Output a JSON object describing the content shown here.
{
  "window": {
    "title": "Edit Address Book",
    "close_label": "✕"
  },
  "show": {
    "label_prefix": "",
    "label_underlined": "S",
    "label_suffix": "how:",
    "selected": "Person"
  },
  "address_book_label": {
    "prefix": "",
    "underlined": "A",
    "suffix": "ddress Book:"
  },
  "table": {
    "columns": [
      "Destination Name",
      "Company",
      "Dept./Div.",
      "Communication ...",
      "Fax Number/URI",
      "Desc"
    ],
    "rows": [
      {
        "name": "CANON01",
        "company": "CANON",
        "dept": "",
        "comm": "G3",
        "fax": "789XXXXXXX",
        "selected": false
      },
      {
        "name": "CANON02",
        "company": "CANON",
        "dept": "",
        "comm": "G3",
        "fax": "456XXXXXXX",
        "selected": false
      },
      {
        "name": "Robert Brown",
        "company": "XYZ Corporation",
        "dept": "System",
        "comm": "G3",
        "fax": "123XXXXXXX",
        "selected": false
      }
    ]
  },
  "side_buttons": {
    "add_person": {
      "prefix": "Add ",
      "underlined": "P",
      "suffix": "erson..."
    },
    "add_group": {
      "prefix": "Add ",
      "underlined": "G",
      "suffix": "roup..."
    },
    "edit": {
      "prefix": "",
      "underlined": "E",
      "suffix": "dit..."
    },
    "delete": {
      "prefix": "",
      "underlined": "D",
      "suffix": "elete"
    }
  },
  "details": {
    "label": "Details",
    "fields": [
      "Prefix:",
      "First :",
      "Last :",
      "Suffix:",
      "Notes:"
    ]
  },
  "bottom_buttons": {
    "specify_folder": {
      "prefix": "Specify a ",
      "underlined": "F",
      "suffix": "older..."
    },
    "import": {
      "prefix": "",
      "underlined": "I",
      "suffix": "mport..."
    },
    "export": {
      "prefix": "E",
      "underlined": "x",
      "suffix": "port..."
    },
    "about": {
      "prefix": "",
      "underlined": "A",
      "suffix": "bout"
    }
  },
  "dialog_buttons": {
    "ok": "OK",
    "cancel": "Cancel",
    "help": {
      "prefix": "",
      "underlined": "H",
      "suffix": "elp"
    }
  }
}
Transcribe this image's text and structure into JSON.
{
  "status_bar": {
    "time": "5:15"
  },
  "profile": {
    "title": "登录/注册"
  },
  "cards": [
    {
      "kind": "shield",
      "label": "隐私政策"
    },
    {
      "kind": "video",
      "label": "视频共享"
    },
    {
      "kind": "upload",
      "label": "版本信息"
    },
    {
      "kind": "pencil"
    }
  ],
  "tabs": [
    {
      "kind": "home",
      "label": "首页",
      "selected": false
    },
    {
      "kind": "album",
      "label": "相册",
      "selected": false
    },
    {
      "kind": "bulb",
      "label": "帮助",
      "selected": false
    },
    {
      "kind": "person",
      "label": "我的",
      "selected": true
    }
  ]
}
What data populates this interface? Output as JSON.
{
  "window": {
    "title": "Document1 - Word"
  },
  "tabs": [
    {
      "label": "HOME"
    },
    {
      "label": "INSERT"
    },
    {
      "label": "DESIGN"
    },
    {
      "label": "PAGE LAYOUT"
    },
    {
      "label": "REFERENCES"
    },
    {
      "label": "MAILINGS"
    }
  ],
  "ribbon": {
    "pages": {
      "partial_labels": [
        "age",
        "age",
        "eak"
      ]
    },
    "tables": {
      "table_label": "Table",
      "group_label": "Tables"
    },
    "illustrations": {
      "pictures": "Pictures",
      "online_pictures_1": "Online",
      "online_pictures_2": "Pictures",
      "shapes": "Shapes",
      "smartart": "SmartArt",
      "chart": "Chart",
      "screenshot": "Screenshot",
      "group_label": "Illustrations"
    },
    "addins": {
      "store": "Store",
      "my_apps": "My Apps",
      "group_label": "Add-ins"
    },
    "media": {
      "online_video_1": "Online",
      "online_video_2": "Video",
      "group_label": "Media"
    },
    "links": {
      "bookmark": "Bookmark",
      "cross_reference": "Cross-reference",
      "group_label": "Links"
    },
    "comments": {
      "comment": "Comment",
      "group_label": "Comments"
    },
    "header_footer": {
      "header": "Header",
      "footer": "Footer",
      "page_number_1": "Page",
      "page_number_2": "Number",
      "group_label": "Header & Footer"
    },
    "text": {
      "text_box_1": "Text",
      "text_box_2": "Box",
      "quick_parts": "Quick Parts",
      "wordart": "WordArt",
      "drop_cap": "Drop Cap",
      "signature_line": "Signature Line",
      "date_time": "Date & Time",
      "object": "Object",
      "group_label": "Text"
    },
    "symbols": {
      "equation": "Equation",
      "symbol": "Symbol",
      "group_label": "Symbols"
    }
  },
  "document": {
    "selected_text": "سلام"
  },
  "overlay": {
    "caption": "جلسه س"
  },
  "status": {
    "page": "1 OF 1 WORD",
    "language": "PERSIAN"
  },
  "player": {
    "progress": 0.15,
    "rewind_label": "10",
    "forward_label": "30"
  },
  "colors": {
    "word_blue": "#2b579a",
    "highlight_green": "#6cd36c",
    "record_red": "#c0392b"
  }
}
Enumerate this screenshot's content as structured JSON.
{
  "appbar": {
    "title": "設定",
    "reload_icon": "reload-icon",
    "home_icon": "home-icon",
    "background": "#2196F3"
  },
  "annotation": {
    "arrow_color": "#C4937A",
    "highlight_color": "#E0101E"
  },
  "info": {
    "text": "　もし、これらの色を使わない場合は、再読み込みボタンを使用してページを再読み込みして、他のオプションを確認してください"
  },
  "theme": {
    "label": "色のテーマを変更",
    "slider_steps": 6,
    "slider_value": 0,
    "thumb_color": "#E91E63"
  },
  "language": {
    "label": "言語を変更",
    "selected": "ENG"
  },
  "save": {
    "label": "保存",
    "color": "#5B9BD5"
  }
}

------------

◆ **Aim**:
Type out the whole listing above again, exactly as it stands.

◆ **Response to the task**:
Output a JSON object describing the content shown here.
{
  "window": {
    "title": "Edit Address Book",
    "close_label": "✕"
  },
  "show": {
    "label_prefix": "",
    "label_underlined": "S",
    "label_suffix": "how:",
    "selected": "Person"
  },
  "address_book_label": {
    "prefix": "",
    "underlined": "A",
    "suffix": "ddress Book:"
  },
  "table": {
    "columns": [
      "Destination Name",
      "Company",
      "Dept./Div.",
      "Communication ...",
      "Fax Number/URI",
      "Desc"
    ],
    "rows": [
      {
        "name": "CANON01",
        "company": "CANON",
        "dept": "",
        "comm": "G3",
        "fax": "789XXXXXXX",
        "selected": false
      },
      {
        "name": "CANON02",
        "company": "CANON",
        "dept": "",
        "comm": "G3",
        "fax": "456XXXXXXX",
        "selected": false
      },
      {
        "name": "Robert Brown",
        "company": "XYZ Corporation",
        "dept": "System",
        "comm": "G3",
        "fax": "123XXXXXXX",
        "selected": false
      }
    ]
  },
  "side_buttons": {
    "add_person": {
      "prefix": "Add ",
      "underlined": "P",
      "suffix": "erson..."
    },
    "add_group": {
      "prefix": "Add ",
      "underlined": "G",
      "suffix": "roup..."
    },
    "edit": {
      "prefix": "",
      "underlined": "E",
      "suffix": "dit..."
    },
    "delete": {
      "prefix": "",
      "underlined": "D",
      "suffix": "elete"
    }
  },
  "details": {
    "label": "Details",
    "fields": [
      "Prefix:",
      "First :",
      "Last :",
      "Suffix:",
      "Notes:"
    ]
  },
  "bottom_buttons": {
    "specify_folder": {
      "prefix": "Specify a ",
      "underlined": "F",
      "suffix": "older..."
    },
    "import": {
      "prefix": "",
      "underlined": "I",
      "suffix": "mport..."
    },
    "export": {
      "prefix": "E",
      "underlined": "x",
      "suffix": "port..."
    },
    "about": {
      "prefix": "",
      "underlined": "A",
      "suffix": "bout"
    }
  },
  "dialog_buttons": {
    "ok": "OK",
    "cancel": "Cancel",
    "help": {
      "prefix": "",
      "underlined": "H",
      "suffix": "elp"
    }
  }
}
Transcribe this image's text and structure into JSON.
{
  "status_bar": {
    "time": "5:15"
  },
  "profile": {
    "title": "登录/注册"
  },
  "cards": [
    {
      "kind": "shield",
      "label": "隐私政策"
    },
    {
      "kind": "video",
      "label": "视频共享"
    },
    {
      "kind": "upload",
      "label": "版本信息"
    },
    {
      "kind": "pencil"
    }
  ],
  "tabs": [
    {
      "kind": "home",
      "label": "首页",
      "selected": false
    },
    {
      "kind": "album",
      "label": "相册",
      "selected": false
    },
    {
      "kind": "bulb",
      "label": "帮助",
      "selected": false
    },
    {
      "kind": "person",
      "label": "我的",
      "selected": true
    }
  ]
}
What data populates this interface? Output as JSON.
{
  "window": {
    "title": "Document1 - Word"
  },
  "tabs": [
    {
      "label": "HOME"
    },
    {
      "label": "INSERT"
    },
    {
      "label": "DESIGN"
    },
    {
      "label": "PAGE LAYOUT"
    },
    {
      "label": "REFERENCES"
    },
    {
      "label": "MAILINGS"
    }
  ],
  "ribbon": {
    "pages": {
      "partial_labels": [
        "age",
        "age",
        "eak"
      ]
    },
    "tables": {
      "table_label": "Table",
      "group_label": "Tables"
    },
    "illustrations": {
      "pictures": "Pictures",
      "online_pictures_1": "Online",
      "online_pictures_2": "Pictures",
      "shapes": "Shapes",
      "smartart": "SmartArt",
      "chart": "Chart",
      "screenshot": "Screenshot",
      "group_label": "Illustrations"
    },
    "addins": {
      "store": "Store",
      "my_apps": "My Apps",
      "group_label": "Add-ins"
    },
    "media": {
      "online_video_1": "Online",
      "online_video_2": "Video",
      "group_label": "Media"
    },
    "links": {
      "bookmark": "Bookmark",
      "cross_reference": "Cross-reference",
      "group_label": "Links"
    },
    "comments": {
      "comment": "Comment",
      "group_label": "Comments"
    },
    "header_footer": {
      "header": "Header",
      "footer": "Footer",
      "page_number_1": "Page",
      "page_number_2": "Number",
      "group_label": "Header & Footer"
    },
    "text": {
      "text_box_1": "Text",
      "text_box_2": "Box",
      "quick_parts": "Quick Parts",
      "wordart": "WordArt",
      "drop_cap": "Drop Cap",
      "signature_line": "Signature Line",
      "date_time": "Date & Time",
      "object": "Object",
      "group_label": "Text"
    },
    "symbols": {
      "equation": "Equation",
      "symbol": "Symbol",
      "group_label": "Symbols"
    }
  },
  "document": {
    "selected_text": "سلام"
  },
  "overlay": {
    "caption": "جلسه س"
  },
  "status": {
    "page": "1 OF 1 WORD",
    "language": "PERSIAN"
  },
  "player": {
    "progress": 0.15,
    "rewind_label": "10",
    "forward_label": "30"
  },
  "colors": {
    "word_blue": "#2b579a",
    "highlight_green": "#6cd36c",
    "record_red": "#c0392b"
  }
}
Enumerate this screenshot's content as structured JSON.
{
  "appbar": {
    "title": "設定",
    "reload_icon": "reload-icon",
    "home_icon": "home-icon",
    "background": "#2196F3"
  },
  "annotation": {
    "arrow_color": "#C4937A",
    "highlight_color": "#E0101E"
  },
  "info": {
    "text": "　もし、これらの色を使わない場合は、再読み込みボタンを使用してページを再読み込みして、他のオプションを確認してください"
  },
  "theme": {
    "label": "色のテーマを変更",
    "slider_steps": 6,
    "slider_value": 0,
    "thumb_color": "#E91E63"
  },
  "language": {
    "label": "言語を変更",
    "selected": "ENG"
  },
  "save": {
    "label": "保存",
    "color": "#5B9BD5"
  }
}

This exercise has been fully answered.